● YOUR INSTRUCTIONS: Extract every line starting at the line that contains "Output the text content of this document." and ending with the final line of the data, inclusive; give only those lines, word for word.

++++ DATA TO PROCESS ++++

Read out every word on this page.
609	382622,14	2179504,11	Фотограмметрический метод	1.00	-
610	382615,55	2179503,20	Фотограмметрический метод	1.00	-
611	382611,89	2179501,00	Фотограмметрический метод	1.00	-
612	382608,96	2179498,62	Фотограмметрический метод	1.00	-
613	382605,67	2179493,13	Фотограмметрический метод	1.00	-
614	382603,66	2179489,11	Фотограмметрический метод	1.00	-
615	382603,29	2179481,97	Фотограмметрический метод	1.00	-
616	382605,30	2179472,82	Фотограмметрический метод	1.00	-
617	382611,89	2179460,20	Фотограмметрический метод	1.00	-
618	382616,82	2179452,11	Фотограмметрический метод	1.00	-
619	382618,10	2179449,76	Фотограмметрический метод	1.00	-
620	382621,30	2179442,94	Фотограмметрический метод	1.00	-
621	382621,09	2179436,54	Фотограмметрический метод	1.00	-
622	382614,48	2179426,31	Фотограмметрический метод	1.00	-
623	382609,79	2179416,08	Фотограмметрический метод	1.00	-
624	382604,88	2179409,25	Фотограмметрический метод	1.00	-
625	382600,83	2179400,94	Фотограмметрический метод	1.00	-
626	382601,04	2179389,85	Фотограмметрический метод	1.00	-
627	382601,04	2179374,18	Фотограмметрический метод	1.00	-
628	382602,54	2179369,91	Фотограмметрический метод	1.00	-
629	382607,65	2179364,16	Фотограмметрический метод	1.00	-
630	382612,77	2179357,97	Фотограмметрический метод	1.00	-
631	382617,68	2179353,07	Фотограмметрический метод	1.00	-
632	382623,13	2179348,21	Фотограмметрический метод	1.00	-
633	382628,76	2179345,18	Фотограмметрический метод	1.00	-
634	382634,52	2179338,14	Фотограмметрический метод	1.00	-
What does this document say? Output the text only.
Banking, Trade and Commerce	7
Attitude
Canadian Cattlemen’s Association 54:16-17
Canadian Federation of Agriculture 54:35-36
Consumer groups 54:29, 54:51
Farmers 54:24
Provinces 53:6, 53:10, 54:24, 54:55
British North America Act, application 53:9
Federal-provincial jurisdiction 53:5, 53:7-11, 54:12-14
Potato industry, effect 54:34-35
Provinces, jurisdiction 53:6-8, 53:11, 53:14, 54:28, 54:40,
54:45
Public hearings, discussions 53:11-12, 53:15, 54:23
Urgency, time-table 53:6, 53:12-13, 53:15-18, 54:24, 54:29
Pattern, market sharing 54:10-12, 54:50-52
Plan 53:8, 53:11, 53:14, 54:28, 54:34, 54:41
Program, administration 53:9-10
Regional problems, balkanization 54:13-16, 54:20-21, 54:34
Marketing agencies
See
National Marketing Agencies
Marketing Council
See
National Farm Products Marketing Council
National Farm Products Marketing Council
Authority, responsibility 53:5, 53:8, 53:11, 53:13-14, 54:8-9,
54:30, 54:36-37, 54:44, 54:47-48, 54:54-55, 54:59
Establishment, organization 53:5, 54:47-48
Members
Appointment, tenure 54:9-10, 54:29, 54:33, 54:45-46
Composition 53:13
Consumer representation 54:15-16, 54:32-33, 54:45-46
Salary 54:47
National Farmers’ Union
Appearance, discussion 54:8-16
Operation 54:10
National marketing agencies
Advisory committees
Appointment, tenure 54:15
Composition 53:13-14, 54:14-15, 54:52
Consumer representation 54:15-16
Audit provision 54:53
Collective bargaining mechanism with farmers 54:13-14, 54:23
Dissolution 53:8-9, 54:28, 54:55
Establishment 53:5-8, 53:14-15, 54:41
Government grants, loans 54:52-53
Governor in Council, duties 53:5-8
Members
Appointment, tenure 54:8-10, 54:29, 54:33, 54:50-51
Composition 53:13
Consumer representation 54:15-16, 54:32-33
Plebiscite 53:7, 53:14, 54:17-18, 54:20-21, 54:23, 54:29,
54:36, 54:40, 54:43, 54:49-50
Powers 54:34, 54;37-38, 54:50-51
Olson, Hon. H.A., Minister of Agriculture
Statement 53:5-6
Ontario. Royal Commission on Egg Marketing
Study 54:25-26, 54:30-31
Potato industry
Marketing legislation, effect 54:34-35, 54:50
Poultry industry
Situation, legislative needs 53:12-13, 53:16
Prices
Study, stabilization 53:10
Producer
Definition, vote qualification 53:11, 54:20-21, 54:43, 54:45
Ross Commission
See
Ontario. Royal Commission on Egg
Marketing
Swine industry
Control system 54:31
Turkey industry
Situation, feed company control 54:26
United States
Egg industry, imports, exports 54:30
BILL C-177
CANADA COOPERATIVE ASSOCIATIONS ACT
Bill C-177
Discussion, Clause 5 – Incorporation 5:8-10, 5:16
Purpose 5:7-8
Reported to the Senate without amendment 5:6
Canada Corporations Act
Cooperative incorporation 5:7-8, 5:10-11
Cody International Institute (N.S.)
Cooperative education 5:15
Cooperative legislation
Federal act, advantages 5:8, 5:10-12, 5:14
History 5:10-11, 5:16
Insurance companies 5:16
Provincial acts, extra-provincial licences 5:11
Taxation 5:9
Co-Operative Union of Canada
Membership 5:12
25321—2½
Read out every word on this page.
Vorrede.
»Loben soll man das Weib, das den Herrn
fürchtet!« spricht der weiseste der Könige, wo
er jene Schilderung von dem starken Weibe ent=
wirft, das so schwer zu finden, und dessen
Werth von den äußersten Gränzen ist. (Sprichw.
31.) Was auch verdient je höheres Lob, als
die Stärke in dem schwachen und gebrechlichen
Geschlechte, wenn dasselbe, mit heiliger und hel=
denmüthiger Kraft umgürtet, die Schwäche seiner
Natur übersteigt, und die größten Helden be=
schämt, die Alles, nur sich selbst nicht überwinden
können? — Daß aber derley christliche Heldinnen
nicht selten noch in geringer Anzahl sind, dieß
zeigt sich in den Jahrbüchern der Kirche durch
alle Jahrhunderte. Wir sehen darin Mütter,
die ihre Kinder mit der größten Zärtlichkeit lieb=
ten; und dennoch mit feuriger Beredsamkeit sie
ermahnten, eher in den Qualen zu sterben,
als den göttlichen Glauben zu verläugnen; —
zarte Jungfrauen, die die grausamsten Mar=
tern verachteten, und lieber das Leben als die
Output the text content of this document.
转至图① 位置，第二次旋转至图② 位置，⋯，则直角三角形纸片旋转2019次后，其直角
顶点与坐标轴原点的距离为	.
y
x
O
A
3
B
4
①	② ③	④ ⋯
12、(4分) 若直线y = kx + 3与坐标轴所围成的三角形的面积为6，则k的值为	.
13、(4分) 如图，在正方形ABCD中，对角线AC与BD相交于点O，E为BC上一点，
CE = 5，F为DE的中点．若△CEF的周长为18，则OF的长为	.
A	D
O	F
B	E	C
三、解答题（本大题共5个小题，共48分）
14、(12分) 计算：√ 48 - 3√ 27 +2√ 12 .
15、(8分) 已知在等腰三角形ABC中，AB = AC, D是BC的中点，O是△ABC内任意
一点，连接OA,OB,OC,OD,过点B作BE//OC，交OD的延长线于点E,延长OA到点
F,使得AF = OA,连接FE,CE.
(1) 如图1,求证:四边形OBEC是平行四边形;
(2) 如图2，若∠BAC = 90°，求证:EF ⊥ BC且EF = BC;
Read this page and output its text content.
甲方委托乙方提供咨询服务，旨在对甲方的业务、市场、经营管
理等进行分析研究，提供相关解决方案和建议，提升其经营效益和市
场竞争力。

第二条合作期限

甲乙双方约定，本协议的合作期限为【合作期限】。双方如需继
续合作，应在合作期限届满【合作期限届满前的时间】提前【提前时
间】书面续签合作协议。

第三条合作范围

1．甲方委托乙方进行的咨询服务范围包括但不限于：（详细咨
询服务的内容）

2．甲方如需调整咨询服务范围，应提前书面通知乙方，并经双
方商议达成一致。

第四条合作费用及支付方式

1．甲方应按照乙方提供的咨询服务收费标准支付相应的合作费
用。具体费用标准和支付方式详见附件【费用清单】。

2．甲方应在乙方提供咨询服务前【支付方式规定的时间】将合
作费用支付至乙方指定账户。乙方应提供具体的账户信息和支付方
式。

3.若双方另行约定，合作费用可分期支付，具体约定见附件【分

++++

● RESULT BELOW:
Output the text content of this document.
转至图① 位置，第二次旋转至图② 位置，⋯，则直角三角形纸片旋转2019次后，其直角
顶点与坐标轴原点的距离为	.
y
x
O
A
3
B
4
①	② ③	④ ⋯
12、(4分) 若直线y = kx + 3与坐标轴所围成的三角形的面积为6，则k的值为	.
13、(4分) 如图，在正方形ABCD中，对角线AC与BD相交于点O，E为BC上一点，
CE = 5，F为DE的中点．若△CEF的周长为18，则OF的长为	.
A	D
O	F
B	E	C
三、解答题（本大题共5个小题，共48分）
14、(12分) 计算：√ 48 - 3√ 27 +2√ 12 .
15、(8分) 已知在等腰三角形ABC中，AB = AC, D是BC的中点，O是△ABC内任意
一点，连接OA,OB,OC,OD,过点B作BE//OC，交OD的延长线于点E,延长OA到点
F,使得AF = OA,连接FE,CE.
(1) 如图1,求证:四边形OBEC是平行四边形;
(2) 如图2，若∠BAC = 90°，求证:EF ⊥ BC且EF = BC;
Read this page and output its text content.
甲方委托乙方提供咨询服务，旨在对甲方的业务、市场、经营管
理等进行分析研究，提供相关解决方案和建议，提升其经营效益和市
场竞争力。

第二条合作期限

甲乙双方约定，本协议的合作期限为【合作期限】。双方如需继
续合作，应在合作期限届满【合作期限届满前的时间】提前【提前时
间】书面续签合作协议。

第三条合作范围

1．甲方委托乙方进行的咨询服务范围包括但不限于：（详细咨
询服务的内容）

2．甲方如需调整咨询服务范围，应提前书面通知乙方，并经双
方商议达成一致。

第四条合作费用及支付方式

1．甲方应按照乙方提供的咨询服务收费标准支付相应的合作费
用。具体费用标准和支付方式详见附件【费用清单】。

2．甲方应在乙方提供咨询服务前【支付方式规定的时间】将合
作费用支付至乙方指定账户。乙方应提供具体的账户信息和支付方
式。

3.若双方另行约定，合作费用可分期支付，具体约定见附件【分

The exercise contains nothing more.